*Dataset rows*
####################

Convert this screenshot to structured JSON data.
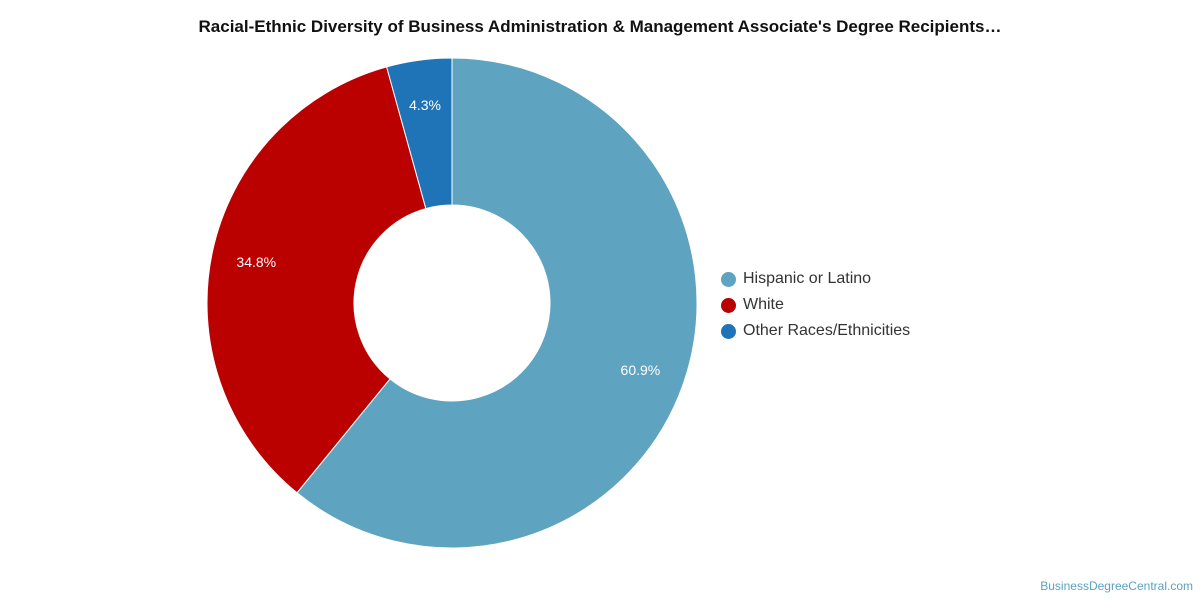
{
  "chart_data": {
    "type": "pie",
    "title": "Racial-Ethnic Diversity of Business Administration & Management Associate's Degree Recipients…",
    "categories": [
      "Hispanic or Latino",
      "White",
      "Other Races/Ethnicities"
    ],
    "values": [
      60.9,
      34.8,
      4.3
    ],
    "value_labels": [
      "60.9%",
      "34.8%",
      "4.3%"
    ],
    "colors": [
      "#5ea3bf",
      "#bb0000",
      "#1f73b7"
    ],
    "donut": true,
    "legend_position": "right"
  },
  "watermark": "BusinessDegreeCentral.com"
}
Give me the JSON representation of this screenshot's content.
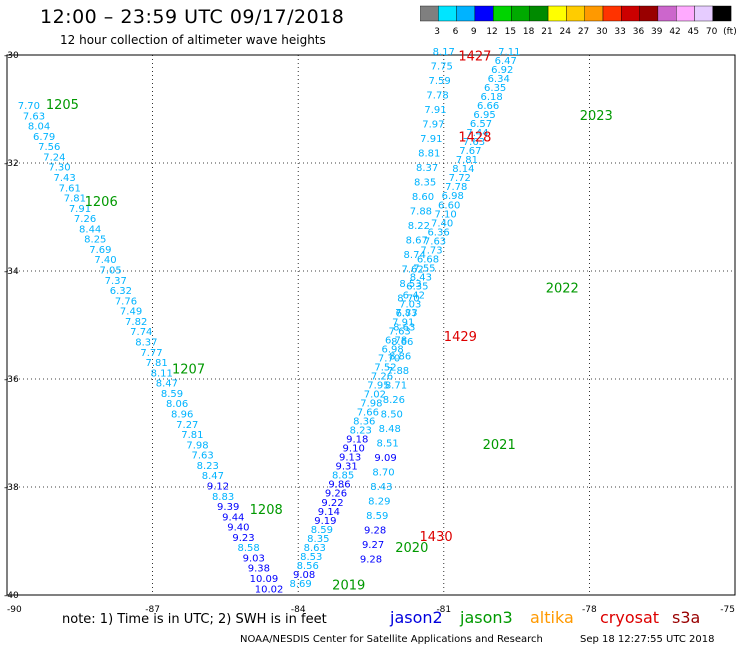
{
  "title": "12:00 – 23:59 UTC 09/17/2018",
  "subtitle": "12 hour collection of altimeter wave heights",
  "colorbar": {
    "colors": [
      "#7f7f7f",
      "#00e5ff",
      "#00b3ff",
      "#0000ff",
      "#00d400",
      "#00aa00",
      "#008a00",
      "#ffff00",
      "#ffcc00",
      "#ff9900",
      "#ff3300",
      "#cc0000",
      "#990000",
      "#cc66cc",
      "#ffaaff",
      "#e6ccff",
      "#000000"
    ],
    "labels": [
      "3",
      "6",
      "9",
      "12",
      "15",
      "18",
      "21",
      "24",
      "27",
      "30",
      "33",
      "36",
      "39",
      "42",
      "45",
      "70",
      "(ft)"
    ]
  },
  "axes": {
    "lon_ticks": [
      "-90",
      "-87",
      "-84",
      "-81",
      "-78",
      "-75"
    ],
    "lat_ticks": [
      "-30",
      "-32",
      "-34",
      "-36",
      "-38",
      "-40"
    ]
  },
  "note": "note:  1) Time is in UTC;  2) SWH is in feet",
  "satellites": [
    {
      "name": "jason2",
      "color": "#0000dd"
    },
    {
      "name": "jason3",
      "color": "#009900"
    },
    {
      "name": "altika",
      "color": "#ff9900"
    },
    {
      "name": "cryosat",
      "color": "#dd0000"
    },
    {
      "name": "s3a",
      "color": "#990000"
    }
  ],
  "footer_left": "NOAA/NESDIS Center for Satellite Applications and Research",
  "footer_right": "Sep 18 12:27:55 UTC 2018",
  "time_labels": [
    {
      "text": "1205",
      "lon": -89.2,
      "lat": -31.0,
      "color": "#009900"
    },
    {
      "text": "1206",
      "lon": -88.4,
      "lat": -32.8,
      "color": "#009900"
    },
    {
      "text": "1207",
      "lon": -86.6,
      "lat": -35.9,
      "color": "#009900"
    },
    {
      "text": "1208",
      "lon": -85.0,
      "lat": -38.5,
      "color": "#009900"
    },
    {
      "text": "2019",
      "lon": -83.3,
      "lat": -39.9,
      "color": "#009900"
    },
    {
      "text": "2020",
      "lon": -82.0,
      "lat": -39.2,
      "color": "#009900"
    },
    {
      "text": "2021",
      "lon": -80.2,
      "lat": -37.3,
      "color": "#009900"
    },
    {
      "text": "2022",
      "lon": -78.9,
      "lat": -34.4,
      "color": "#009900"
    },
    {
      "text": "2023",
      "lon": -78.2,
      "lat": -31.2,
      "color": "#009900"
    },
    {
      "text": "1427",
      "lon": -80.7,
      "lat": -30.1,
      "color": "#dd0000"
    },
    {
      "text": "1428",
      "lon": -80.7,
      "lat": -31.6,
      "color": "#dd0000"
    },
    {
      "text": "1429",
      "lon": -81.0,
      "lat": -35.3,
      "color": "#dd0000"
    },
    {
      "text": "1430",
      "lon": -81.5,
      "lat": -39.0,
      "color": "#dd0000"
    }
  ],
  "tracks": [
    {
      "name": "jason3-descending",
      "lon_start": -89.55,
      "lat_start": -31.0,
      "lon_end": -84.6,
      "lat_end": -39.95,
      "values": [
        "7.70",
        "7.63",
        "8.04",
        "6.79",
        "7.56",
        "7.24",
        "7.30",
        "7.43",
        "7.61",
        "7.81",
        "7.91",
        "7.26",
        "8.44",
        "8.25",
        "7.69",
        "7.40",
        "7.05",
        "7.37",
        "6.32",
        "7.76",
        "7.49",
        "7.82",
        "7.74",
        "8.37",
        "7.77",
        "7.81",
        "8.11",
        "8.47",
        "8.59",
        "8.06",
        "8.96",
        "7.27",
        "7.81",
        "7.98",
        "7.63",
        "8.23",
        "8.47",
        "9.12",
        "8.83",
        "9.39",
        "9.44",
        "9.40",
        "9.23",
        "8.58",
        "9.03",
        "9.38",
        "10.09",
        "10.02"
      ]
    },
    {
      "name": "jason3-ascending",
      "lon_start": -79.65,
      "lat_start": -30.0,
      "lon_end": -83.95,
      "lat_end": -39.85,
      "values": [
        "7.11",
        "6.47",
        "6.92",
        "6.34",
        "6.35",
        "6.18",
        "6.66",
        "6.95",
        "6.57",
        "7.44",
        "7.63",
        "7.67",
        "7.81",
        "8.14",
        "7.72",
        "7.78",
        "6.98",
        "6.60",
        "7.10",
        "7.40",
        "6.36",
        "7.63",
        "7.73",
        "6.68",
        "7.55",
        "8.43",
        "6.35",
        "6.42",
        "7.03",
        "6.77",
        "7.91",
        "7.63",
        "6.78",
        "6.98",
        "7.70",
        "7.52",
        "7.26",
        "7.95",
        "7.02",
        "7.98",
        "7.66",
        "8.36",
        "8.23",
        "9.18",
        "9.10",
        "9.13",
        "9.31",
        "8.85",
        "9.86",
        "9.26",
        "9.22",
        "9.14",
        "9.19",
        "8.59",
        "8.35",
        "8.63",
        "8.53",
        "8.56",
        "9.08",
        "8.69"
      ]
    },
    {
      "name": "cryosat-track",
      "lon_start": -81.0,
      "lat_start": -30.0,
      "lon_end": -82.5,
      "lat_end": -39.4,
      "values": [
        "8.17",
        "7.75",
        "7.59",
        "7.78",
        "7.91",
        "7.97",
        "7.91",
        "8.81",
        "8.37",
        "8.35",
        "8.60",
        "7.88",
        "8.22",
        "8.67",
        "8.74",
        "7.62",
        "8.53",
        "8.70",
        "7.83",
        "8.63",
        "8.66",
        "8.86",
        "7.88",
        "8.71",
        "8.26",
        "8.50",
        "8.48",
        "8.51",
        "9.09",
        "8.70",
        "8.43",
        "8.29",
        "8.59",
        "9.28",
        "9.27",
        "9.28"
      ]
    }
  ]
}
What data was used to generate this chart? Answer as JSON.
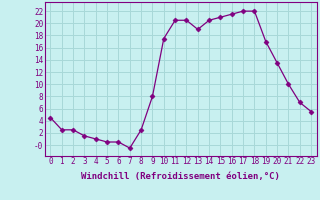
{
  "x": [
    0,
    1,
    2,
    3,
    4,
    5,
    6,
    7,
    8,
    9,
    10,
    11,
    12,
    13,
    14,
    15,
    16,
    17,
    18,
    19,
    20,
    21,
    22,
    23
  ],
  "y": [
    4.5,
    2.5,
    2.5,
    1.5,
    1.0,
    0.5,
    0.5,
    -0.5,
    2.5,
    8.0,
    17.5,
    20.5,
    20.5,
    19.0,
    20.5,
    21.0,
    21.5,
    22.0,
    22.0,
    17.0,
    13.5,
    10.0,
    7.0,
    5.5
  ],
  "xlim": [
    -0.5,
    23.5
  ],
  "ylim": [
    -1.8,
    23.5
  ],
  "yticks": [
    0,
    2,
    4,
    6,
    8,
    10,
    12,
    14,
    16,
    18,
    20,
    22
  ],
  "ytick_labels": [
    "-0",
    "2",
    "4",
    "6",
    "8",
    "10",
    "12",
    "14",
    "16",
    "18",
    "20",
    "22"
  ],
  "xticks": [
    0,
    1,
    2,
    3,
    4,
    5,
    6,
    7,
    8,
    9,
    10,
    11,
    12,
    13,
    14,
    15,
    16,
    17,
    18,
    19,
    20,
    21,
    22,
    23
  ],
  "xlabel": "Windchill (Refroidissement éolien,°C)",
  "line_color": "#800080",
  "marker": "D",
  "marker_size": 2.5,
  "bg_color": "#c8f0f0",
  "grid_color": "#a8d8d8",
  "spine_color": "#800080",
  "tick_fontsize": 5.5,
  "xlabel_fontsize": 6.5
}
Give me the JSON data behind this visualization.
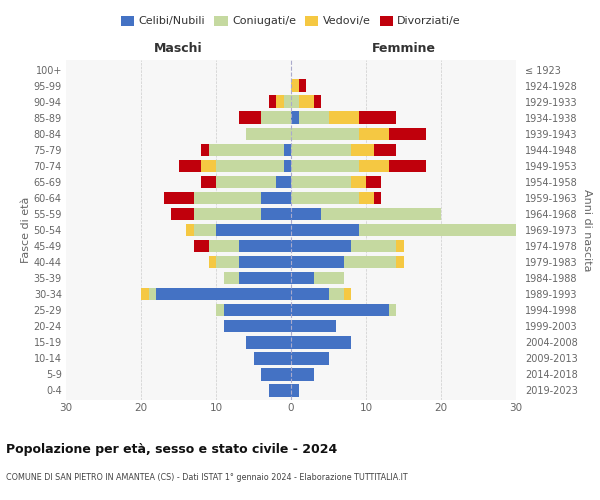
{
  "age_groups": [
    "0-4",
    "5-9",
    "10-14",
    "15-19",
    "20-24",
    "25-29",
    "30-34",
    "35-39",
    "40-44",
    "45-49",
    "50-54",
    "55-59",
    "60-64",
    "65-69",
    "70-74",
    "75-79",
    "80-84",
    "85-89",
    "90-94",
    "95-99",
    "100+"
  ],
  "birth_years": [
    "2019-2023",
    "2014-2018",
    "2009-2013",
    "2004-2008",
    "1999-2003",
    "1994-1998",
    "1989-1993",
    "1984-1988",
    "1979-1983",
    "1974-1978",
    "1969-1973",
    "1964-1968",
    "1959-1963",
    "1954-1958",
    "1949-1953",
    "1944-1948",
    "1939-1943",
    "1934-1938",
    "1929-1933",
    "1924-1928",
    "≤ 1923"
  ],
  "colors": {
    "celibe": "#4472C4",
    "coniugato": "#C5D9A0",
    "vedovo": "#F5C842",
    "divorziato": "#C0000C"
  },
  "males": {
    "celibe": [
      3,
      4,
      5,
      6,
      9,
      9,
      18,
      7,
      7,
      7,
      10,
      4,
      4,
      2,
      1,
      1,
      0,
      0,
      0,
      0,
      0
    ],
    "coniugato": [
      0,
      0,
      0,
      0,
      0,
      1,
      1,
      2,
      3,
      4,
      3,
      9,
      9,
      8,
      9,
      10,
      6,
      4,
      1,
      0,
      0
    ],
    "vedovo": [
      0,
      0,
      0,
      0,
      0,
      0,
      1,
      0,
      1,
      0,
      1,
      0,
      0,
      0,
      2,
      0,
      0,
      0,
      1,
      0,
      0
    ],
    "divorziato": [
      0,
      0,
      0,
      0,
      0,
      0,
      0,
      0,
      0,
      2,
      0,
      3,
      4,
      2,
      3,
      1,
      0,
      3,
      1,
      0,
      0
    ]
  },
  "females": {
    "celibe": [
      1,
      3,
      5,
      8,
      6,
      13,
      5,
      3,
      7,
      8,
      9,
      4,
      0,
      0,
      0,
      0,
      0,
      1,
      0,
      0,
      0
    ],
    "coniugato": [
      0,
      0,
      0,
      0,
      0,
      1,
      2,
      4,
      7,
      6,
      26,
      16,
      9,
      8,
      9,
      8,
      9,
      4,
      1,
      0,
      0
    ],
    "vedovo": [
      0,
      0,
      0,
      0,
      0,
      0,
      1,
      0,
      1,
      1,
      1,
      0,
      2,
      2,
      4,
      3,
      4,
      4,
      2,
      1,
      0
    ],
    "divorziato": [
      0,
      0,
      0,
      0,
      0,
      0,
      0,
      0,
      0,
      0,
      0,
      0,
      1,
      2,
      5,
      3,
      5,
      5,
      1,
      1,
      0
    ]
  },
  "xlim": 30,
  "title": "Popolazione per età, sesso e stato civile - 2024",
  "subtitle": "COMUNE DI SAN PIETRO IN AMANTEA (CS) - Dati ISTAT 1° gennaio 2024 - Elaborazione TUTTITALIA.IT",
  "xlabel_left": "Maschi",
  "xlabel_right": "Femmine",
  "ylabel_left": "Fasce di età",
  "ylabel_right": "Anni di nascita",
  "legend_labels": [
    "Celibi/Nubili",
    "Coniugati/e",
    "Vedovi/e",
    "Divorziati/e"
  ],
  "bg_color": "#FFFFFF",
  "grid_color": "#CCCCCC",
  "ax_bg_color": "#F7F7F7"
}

####################

*Task requirements*
Pull every line holding "JSON" out of the records.

*Exercise result*
Convert this screenshot to structured JSON data.
Give me the JSON representation of this screenshot's content.
What data was used to generate this chart? Answer as JSON.
Give me the JSON data behind this visualization.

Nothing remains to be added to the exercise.